## START DATA RECORDS

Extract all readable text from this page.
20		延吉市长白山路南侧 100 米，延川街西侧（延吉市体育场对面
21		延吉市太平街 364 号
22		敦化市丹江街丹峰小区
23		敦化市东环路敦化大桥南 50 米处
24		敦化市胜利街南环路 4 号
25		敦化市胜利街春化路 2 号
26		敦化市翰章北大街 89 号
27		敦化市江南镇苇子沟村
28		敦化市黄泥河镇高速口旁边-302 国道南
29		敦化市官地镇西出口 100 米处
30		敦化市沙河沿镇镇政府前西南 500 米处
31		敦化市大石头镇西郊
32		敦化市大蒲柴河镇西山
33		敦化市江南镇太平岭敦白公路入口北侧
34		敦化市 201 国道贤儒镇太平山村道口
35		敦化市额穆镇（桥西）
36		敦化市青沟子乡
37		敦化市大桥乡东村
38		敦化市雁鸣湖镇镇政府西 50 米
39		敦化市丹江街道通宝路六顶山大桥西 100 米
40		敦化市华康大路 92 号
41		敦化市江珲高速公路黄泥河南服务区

## END DATA RECORDS

Repeat the whole listing exactly, keeping every line intact.

» **SOLUTION**
Extract all readable text from this page.
20		延吉市长白山路南侧 100 米，延川街西侧（延吉市体育场对面
21		延吉市太平街 364 号
22		敦化市丹江街丹峰小区
23		敦化市东环路敦化大桥南 50 米处
24		敦化市胜利街南环路 4 号
25		敦化市胜利街春化路 2 号
26		敦化市翰章北大街 89 号
27		敦化市江南镇苇子沟村
28		敦化市黄泥河镇高速口旁边-302 国道南
29		敦化市官地镇西出口 100 米处
30		敦化市沙河沿镇镇政府前西南 500 米处
31		敦化市大石头镇西郊
32		敦化市大蒲柴河镇西山
33		敦化市江南镇太平岭敦白公路入口北侧
34		敦化市 201 国道贤儒镇太平山村道口
35		敦化市额穆镇（桥西）
36		敦化市青沟子乡
37		敦化市大桥乡东村
38		敦化市雁鸣湖镇镇政府西 50 米
39		敦化市丹江街道通宝路六顶山大桥西 100 米
40		敦化市华康大路 92 号
41		敦化市江珲高速公路黄泥河南服务区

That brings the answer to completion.